■ **Goal**
Repeat the data below exactly, dropping any pictures it holds.
====== Records for this task ======
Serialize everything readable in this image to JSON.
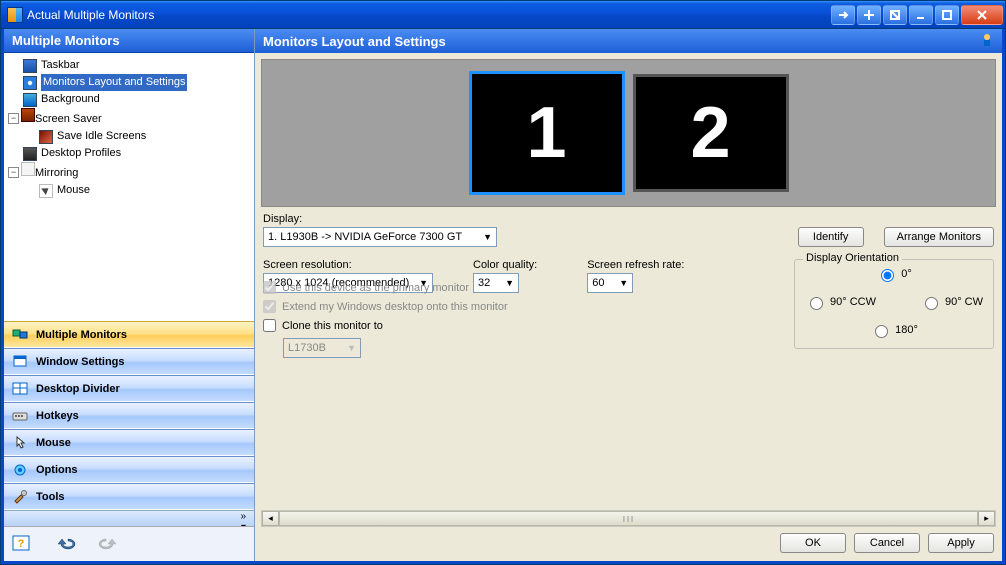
{
  "window": {
    "title": "Actual Multiple Monitors"
  },
  "left": {
    "header": "Multiple Monitors",
    "tree": {
      "taskbar": "Taskbar",
      "mls": "Monitors Layout and Settings",
      "background": "Background",
      "screensaver": "Screen Saver",
      "save_idle": "Save Idle Screens",
      "desktop_profiles": "Desktop Profiles",
      "mirroring": "Mirroring",
      "mouse": "Mouse"
    },
    "nav": {
      "multiple_monitors": "Multiple Monitors",
      "window_settings": "Window Settings",
      "desktop_divider": "Desktop Divider",
      "hotkeys": "Hotkeys",
      "mouse": "Mouse",
      "options": "Options",
      "tools": "Tools"
    }
  },
  "right": {
    "header": "Monitors Layout and Settings",
    "monitors": {
      "m1": "1",
      "m2": "2"
    },
    "labels": {
      "display": "Display:",
      "identify": "Identify",
      "arrange": "Arrange Monitors",
      "screen_res": "Screen resolution:",
      "color_quality": "Color quality:",
      "refresh": "Screen refresh rate:",
      "orientation": "Display Orientation",
      "primary_cb": "Use this device as the primary monitor",
      "extend_cb": "Extend my Windows desktop onto this monitor",
      "clone_cb": "Clone this monitor to"
    },
    "values": {
      "display": "1. L1930B -> NVIDIA GeForce 7300 GT",
      "resolution": "1280 x 1024 (recommended)",
      "color": "32",
      "refresh": "60",
      "clone_target": "L1730B"
    },
    "orientation": {
      "o0": "0°",
      "o90ccw": "90° CCW",
      "o90cw": "90° CW",
      "o180": "180°"
    },
    "footer": {
      "ok": "OK",
      "cancel": "Cancel",
      "apply": "Apply"
    }
  }
}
======
■ **Task output**
Serialize everything readable in this image to JSON.
{
  "window": {
    "title": "Actual Multiple Monitors"
  },
  "left": {
    "header": "Multiple Monitors",
    "tree": {
      "taskbar": "Taskbar",
      "mls": "Monitors Layout and Settings",
      "background": "Background",
      "screensaver": "Screen Saver",
      "save_idle": "Save Idle Screens",
      "desktop_profiles": "Desktop Profiles",
      "mirroring": "Mirroring",
      "mouse": "Mouse"
    },
    "nav": {
      "multiple_monitors": "Multiple Monitors",
      "window_settings": "Window Settings",
      "desktop_divider": "Desktop Divider",
      "hotkeys": "Hotkeys",
      "mouse": "Mouse",
      "options": "Options",
      "tools": "Tools"
    }
  },
  "right": {
    "header": "Monitors Layout and Settings",
    "monitors": {
      "m1": "1",
      "m2": "2"
    },
    "labels": {
      "display": "Display:",
      "identify": "Identify",
      "arrange": "Arrange Monitors",
      "screen_res": "Screen resolution:",
      "color_quality": "Color quality:",
      "refresh": "Screen refresh rate:",
      "orientation": "Display Orientation",
      "primary_cb": "Use this device as the primary monitor",
      "extend_cb": "Extend my Windows desktop onto this monitor",
      "clone_cb": "Clone this monitor to"
    },
    "values": {
      "display": "1. L1930B -> NVIDIA GeForce 7300 GT",
      "resolution": "1280 x 1024 (recommended)",
      "color": "32",
      "refresh": "60",
      "clone_target": "L1730B"
    },
    "orientation": {
      "o0": "0°",
      "o90ccw": "90° CCW",
      "o90cw": "90° CW",
      "o180": "180°"
    },
    "footer": {
      "ok": "OK",
      "cancel": "Cancel",
      "apply": "Apply"
    }
  }
}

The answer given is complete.